▸ WHAT IS ASKED
In the text below on choosing and growing grasses, when do warm-season grasses flower?

▸ TEXT SHOWN
Choosing and growing grasses
Grasses have been much taken up by garden designers in the last decades, and gardeners are using them more and more, too. Grasses give a wonderful sense of mobility and beautiful, gentle sound in the garden, and they are wonderful with perennials in a border, as part of a prairie planting, or even in containers. The quality of their flower- and seed-heads is enhanced when they’re back-lit by the sun, and persisting seed-heads look entrancing when frosted. They give value and interest for months, with long-lasting spikelets (flowers) and equally valuable foliage.
There are cool-season grasses, which flower by midsummer, and warm-season grasses, which flower in late summer or autumn. Some are fluid and loose, and some are structural, architectural plants; some are evergreen, and even those that aren’t make attractive ‘skeletons’ in the winter, especially lovely when frosted. They are not all green, either – there are beautifully coloured and variegated grasses. Most like to be in full sun, but there are some that thrive in shade, and there are others that will cope with coastal exposure. In short, there’s a grass for every garden, small, large, courtyard, patio or balcony.

▸ COLLECTED DATA
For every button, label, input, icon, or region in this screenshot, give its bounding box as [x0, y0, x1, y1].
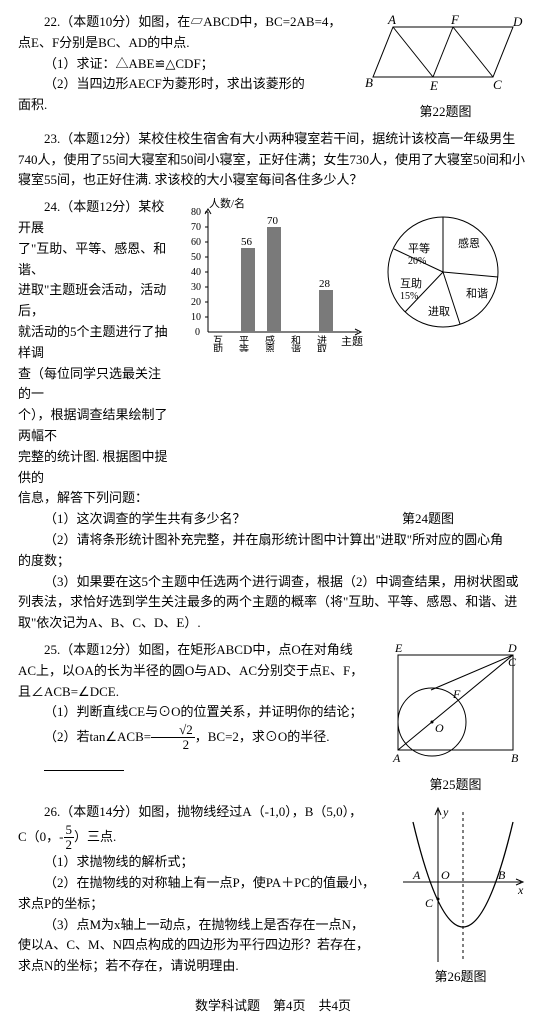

▸ TASK RESPONSE
They flower in late summer or autumn.